▶ What you need to do: Copy out the data below verbatim, with every line in its original order and form.

▶ Data for processing:
_ _ _ _ _

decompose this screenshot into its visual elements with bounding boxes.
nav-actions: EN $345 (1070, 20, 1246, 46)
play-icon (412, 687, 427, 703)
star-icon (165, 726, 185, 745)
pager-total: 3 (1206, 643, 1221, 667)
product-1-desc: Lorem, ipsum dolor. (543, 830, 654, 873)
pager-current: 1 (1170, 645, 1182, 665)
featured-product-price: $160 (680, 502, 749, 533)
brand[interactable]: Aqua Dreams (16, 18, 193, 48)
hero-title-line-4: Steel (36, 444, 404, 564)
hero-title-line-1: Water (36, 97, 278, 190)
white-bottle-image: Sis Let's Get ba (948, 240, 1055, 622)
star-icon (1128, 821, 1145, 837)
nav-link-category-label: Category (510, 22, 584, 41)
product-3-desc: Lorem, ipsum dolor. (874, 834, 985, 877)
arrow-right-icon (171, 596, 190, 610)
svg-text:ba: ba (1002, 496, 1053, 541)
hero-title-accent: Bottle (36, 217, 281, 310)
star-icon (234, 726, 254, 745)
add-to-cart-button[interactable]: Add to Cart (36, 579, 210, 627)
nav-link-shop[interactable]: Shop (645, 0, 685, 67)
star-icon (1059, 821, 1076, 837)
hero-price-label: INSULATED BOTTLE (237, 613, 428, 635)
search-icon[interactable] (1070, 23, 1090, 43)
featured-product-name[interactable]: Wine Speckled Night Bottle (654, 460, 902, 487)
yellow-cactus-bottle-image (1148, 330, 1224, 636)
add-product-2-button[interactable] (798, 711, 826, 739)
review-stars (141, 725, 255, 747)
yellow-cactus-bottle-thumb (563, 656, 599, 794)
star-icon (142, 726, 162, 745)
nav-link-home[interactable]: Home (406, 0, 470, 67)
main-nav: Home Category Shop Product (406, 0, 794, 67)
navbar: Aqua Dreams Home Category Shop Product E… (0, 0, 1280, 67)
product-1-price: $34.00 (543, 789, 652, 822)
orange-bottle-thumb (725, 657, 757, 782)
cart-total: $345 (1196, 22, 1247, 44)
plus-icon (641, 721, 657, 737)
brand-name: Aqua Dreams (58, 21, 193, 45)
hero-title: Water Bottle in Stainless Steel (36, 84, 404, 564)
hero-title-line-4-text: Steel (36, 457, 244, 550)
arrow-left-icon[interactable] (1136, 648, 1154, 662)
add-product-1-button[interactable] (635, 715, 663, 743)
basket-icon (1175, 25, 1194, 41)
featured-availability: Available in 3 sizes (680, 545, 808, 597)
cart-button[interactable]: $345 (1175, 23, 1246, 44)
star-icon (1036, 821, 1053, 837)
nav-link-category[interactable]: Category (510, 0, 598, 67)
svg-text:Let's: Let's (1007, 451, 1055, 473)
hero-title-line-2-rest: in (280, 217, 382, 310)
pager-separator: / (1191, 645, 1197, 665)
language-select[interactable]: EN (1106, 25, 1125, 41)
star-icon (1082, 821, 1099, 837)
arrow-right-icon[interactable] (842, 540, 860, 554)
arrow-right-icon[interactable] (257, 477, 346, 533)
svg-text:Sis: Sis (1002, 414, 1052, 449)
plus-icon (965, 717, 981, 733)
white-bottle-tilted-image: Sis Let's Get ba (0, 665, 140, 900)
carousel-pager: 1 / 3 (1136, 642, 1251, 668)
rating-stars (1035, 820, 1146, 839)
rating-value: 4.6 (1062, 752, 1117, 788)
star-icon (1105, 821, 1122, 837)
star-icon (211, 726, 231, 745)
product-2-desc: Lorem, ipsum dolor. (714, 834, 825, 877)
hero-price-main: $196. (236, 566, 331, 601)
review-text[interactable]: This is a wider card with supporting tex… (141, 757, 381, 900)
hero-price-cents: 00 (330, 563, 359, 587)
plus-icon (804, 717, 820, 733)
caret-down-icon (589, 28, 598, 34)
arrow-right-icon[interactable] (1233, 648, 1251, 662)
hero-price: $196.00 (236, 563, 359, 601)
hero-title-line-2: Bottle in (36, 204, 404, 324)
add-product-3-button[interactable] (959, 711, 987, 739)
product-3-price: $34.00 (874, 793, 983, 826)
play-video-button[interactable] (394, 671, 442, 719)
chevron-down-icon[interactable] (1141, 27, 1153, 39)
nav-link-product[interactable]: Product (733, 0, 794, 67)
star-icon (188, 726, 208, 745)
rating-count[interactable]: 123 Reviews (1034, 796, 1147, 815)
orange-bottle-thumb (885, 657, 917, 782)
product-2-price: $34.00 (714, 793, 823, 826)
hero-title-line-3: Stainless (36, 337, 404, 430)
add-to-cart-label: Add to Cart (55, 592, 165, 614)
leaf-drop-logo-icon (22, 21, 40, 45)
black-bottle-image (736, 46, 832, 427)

_ _ _ _ _

▶ Answer:
decompose this screenshot into its visual elements with bounding boxes.
nav-actions: EN $345 (1070, 20, 1246, 46)
play-icon (412, 687, 427, 703)
star-icon (165, 726, 185, 745)
pager-total: 3 (1206, 643, 1221, 667)
product-1-desc: Lorem, ipsum dolor. (543, 830, 654, 873)
pager-current: 1 (1170, 645, 1182, 665)
featured-product-price: $160 (680, 502, 749, 533)
brand[interactable]: Aqua Dreams (16, 18, 193, 48)
hero-title-line-4: Steel (36, 444, 404, 564)
hero-title-line-1: Water (36, 97, 278, 190)
white-bottle-image: Sis Let's Get ba (948, 240, 1055, 622)
star-icon (1128, 821, 1145, 837)
nav-link-category-label: Category (510, 22, 584, 41)
product-3-desc: Lorem, ipsum dolor. (874, 834, 985, 877)
arrow-right-icon (171, 596, 190, 610)
svg-text:ba: ba (1002, 496, 1053, 541)
hero-title-accent: Bottle (36, 217, 281, 310)
star-icon (234, 726, 254, 745)
add-to-cart-button[interactable]: Add to Cart (36, 579, 210, 627)
nav-link-shop[interactable]: Shop (645, 0, 685, 67)
star-icon (1059, 821, 1076, 837)
hero-price-label: INSULATED BOTTLE (237, 613, 428, 635)
search-icon[interactable] (1070, 23, 1090, 43)
featured-product-name[interactable]: Wine Speckled Night Bottle (654, 460, 902, 487)
yellow-cactus-bottle-image (1148, 330, 1224, 636)
add-product-2-button[interactable] (798, 711, 826, 739)
review-stars (141, 725, 255, 747)
yellow-cactus-bottle-thumb (563, 656, 599, 794)
star-icon (142, 726, 162, 745)
nav-link-home[interactable]: Home (406, 0, 470, 67)
main-nav: Home Category Shop Product (406, 0, 794, 67)
navbar: Aqua Dreams Home Category Shop Product E… (0, 0, 1280, 67)
product-1-price: $34.00 (543, 789, 652, 822)
orange-bottle-thumb (725, 657, 757, 782)
cart-total: $345 (1196, 22, 1247, 44)
plus-icon (641, 721, 657, 737)
brand-name: Aqua Dreams (58, 21, 193, 45)
hero-title: Water Bottle in Stainless Steel (36, 84, 404, 564)
hero-title-line-4-text: Steel (36, 457, 244, 550)
arrow-left-icon[interactable] (1136, 648, 1154, 662)
add-product-1-button[interactable] (635, 715, 663, 743)
basket-icon (1175, 25, 1194, 41)
featured-availability: Available in 3 sizes (680, 545, 808, 597)
cart-button[interactable]: $345 (1175, 23, 1246, 44)
star-icon (1036, 821, 1053, 837)
nav-link-category[interactable]: Category (510, 0, 598, 67)
svg-text:Let's: Let's (1007, 451, 1055, 473)
hero-title-line-2-rest: in (280, 217, 382, 310)
pager-separator: / (1191, 645, 1197, 665)
language-select[interactable]: EN (1106, 25, 1125, 41)
star-icon (1082, 821, 1099, 837)
arrow-right-icon[interactable] (842, 540, 860, 554)
arrow-right-icon[interactable] (257, 477, 346, 533)
svg-text:Sis: Sis (1002, 414, 1052, 449)
plus-icon (965, 717, 981, 733)
white-bottle-tilted-image: Sis Let's Get ba (0, 665, 140, 900)
carousel-pager: 1 / 3 (1136, 642, 1251, 668)
rating-stars (1035, 820, 1146, 839)
rating-value: 4.6 (1062, 752, 1117, 788)
star-icon (1105, 821, 1122, 837)
star-icon (211, 726, 231, 745)
product-2-desc: Lorem, ipsum dolor. (714, 834, 825, 877)
hero-price-main: $196. (236, 566, 331, 601)
review-text[interactable]: This is a wider card with supporting tex… (141, 757, 381, 900)
hero-price-cents: 00 (330, 563, 359, 587)
plus-icon (804, 717, 820, 733)
caret-down-icon (589, 28, 598, 34)
arrow-right-icon[interactable] (1233, 648, 1251, 662)
hero-price: $196.00 (236, 563, 359, 601)
hero-title-line-2: Bottle in (36, 204, 404, 324)
add-product-3-button[interactable] (959, 711, 987, 739)
product-3-price: $34.00 (874, 793, 983, 826)
play-video-button[interactable] (394, 671, 442, 719)
chevron-down-icon[interactable] (1141, 27, 1153, 39)
nav-link-product[interactable]: Product (733, 0, 794, 67)
star-icon (188, 726, 208, 745)
rating-count[interactable]: 123 Reviews (1034, 796, 1147, 815)
orange-bottle-thumb (885, 657, 917, 782)
product-2-price: $34.00 (714, 793, 823, 826)
hero-title-line-3: Stainless (36, 337, 404, 430)
add-to-cart-label: Add to Cart (55, 592, 165, 614)
leaf-drop-logo-icon (22, 21, 40, 45)
black-bottle-image (736, 46, 832, 427)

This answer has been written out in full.